------ Data

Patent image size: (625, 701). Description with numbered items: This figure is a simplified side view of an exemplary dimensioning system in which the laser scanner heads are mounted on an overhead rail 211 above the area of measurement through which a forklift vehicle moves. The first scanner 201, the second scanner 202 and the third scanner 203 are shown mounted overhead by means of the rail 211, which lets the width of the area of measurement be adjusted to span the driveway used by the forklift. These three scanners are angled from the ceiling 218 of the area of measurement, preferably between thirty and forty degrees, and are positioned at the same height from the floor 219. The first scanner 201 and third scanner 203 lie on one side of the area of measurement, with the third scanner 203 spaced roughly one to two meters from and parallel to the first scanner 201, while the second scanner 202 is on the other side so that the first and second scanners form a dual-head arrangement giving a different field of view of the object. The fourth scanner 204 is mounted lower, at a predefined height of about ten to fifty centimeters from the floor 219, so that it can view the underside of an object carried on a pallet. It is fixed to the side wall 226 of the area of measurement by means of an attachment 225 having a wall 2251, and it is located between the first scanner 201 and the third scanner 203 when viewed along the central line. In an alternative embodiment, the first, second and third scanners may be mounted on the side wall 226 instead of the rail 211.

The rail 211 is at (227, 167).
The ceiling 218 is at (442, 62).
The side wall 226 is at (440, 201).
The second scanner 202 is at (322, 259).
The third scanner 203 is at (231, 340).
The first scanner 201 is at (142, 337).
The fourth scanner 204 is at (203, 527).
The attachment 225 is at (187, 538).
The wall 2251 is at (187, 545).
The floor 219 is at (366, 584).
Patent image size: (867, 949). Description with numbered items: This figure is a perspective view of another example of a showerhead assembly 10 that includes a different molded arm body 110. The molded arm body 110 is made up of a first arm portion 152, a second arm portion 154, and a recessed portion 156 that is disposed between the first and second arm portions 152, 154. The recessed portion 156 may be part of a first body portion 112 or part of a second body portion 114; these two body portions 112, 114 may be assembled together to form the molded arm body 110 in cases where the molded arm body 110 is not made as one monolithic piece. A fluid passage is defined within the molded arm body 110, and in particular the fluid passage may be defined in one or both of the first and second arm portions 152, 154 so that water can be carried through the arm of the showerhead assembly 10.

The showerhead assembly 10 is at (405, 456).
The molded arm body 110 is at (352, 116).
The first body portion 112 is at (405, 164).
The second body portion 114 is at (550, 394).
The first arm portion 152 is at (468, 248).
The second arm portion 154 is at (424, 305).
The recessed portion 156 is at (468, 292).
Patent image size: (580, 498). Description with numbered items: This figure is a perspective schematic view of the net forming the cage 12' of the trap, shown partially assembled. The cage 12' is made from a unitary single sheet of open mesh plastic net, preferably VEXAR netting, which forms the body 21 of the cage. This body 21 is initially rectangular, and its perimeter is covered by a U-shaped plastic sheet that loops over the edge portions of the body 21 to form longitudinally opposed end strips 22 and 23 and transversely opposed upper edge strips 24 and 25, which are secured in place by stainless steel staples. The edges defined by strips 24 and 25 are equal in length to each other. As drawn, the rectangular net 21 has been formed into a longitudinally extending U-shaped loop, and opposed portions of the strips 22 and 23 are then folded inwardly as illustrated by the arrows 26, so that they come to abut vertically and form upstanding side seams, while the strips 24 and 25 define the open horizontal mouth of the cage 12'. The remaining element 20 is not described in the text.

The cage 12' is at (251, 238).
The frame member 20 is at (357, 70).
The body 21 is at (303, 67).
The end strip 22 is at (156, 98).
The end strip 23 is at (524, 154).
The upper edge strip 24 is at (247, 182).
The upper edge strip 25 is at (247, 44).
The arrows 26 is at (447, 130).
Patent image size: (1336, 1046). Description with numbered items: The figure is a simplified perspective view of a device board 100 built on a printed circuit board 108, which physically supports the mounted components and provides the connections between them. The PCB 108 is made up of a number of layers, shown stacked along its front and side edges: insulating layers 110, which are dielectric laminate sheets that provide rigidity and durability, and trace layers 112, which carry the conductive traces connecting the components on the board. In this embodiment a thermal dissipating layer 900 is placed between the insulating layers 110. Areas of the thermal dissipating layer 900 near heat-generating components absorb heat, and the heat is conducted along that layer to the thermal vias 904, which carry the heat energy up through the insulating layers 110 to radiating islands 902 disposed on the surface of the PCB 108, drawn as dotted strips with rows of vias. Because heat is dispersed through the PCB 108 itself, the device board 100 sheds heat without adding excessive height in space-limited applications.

------------

**Work required:**
Can you repeat the lines from the one with "Patent image size: (867, 949)." up to and including the one with "The recessed portion 156 is at (468, 292).", word for word?

**Response to this task:**
Patent image size: (867, 949). Description with numbered items: This figure is a perspective view of another example of a showerhead assembly 10 that includes a different molded arm body 110. The molded arm body 110 is made up of a first arm portion 152, a second arm portion 154, and a recessed portion 156 that is disposed between the first and second arm portions 152, 154. The recessed portion 156 may be part of a first body portion 112 or part of a second body portion 114; these two body portions 112, 114 may be assembled together to form the molded arm body 110 in cases where the molded arm body 110 is not made as one monolithic piece. A fluid passage is defined within the molded arm body 110, and in particular the fluid passage may be defined in one or both of the first and second arm portions 152, 154 so that water can be carried through the arm of the showerhead assembly 10.

The showerhead assembly 10 is at (405, 456).
The molded arm body 110 is at (352, 116).
The first body portion 112 is at (405, 164).
The second body portion 114 is at (550, 394).
The first arm portion 152 is at (468, 248).
The second arm portion 154 is at (424, 305).
The recessed portion 156 is at (468, 292).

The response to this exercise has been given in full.